> _Set task_:
Copy every record below, exactly as written.

> _Exercise input_:
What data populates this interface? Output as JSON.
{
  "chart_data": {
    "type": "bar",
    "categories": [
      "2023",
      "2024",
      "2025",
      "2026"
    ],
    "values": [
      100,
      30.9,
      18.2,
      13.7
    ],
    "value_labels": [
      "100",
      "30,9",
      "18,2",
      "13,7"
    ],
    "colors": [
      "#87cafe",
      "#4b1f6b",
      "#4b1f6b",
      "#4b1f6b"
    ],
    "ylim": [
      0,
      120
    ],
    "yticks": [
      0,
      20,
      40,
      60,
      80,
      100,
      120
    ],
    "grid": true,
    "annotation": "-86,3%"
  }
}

> _Result for this task_:
What data populates this interface? Output as JSON.
{
  "chart_data": {
    "type": "bar",
    "categories": [
      "2023",
      "2024",
      "2025",
      "2026"
    ],
    "values": [
      100,
      30.9,
      18.2,
      13.7
    ],
    "value_labels": [
      "100",
      "30,9",
      "18,2",
      "13,7"
    ],
    "colors": [
      "#87cafe",
      "#4b1f6b",
      "#4b1f6b",
      "#4b1f6b"
    ],
    "ylim": [
      0,
      120
    ],
    "yticks": [
      0,
      20,
      40,
      60,
      80,
      100,
      120
    ],
    "grid": true,
    "annotation": "-86,3%"
  }
}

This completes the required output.